--- Dataset extract ---

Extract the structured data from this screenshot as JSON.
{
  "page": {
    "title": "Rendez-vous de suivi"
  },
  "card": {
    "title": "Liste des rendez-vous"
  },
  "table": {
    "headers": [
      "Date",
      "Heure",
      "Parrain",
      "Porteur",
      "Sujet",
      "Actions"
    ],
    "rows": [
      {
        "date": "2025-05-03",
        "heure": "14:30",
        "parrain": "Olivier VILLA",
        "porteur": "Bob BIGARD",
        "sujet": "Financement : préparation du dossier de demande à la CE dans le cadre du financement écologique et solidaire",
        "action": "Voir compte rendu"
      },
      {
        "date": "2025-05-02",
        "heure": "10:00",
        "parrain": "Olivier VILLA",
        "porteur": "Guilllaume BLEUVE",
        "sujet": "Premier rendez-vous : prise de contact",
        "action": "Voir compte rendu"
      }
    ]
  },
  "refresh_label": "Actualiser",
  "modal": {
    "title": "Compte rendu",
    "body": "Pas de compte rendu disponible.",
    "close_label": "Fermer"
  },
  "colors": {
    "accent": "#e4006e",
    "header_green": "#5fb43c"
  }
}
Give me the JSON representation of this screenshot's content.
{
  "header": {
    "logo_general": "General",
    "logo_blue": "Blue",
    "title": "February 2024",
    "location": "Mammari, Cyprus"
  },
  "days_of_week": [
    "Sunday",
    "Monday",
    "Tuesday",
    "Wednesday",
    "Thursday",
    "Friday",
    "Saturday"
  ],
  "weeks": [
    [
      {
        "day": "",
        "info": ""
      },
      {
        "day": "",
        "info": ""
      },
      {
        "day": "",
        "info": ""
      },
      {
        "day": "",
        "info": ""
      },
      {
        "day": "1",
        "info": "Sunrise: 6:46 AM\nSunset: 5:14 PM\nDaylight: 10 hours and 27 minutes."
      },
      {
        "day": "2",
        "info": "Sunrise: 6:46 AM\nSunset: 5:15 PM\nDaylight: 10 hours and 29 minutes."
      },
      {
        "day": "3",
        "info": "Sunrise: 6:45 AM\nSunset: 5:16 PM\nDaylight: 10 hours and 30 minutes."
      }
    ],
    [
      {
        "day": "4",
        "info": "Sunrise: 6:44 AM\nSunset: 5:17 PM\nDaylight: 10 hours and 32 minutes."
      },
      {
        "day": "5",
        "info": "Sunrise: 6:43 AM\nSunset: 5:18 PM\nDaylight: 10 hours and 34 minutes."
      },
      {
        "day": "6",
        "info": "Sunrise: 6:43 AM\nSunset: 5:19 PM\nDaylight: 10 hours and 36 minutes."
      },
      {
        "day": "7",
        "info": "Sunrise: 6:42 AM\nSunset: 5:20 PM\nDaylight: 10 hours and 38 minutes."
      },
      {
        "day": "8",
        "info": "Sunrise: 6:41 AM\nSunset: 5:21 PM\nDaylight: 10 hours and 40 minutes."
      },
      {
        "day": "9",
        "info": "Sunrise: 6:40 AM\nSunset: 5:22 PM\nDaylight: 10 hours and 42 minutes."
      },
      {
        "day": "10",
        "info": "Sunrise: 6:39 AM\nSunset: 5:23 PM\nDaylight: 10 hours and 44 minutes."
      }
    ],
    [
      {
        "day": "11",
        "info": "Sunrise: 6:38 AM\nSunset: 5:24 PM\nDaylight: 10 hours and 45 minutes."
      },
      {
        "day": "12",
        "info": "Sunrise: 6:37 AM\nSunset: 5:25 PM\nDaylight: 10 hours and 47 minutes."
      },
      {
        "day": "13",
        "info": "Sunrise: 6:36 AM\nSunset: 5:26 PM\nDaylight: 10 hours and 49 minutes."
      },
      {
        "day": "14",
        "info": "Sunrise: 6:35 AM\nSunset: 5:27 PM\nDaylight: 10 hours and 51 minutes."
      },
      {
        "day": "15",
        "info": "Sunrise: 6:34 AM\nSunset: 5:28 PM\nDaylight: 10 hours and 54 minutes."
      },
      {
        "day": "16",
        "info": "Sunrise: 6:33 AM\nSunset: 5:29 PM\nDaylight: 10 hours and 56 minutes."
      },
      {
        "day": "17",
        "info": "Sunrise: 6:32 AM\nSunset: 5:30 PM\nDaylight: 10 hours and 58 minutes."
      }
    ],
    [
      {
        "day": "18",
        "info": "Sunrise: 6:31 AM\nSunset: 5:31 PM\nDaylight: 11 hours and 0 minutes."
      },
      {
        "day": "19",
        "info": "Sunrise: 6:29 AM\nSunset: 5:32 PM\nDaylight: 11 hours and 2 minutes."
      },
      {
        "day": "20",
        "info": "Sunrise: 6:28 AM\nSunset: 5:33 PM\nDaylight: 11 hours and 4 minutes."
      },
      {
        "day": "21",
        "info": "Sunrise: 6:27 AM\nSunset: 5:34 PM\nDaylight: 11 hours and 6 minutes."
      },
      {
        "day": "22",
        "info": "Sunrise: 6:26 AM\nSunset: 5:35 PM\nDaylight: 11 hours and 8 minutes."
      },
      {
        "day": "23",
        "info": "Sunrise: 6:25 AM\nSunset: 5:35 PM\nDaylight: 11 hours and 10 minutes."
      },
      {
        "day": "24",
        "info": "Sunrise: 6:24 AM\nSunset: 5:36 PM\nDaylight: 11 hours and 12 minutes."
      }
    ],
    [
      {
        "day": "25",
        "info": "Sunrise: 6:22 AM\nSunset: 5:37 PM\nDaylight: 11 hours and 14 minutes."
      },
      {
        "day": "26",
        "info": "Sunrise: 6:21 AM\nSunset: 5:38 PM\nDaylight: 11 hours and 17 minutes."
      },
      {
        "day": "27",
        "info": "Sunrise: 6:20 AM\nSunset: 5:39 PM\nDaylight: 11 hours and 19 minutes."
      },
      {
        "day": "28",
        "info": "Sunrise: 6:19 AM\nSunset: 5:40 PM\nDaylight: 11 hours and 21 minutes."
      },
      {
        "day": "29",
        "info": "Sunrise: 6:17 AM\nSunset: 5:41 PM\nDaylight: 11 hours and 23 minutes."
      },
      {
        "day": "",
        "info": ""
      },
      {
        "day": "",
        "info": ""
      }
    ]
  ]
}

---

Copy out each line that contains the word "screenshot".

(Answer to this problem)
Extract the structured data from this screenshot as JSON.
Give me the JSON representation of this screenshot's content.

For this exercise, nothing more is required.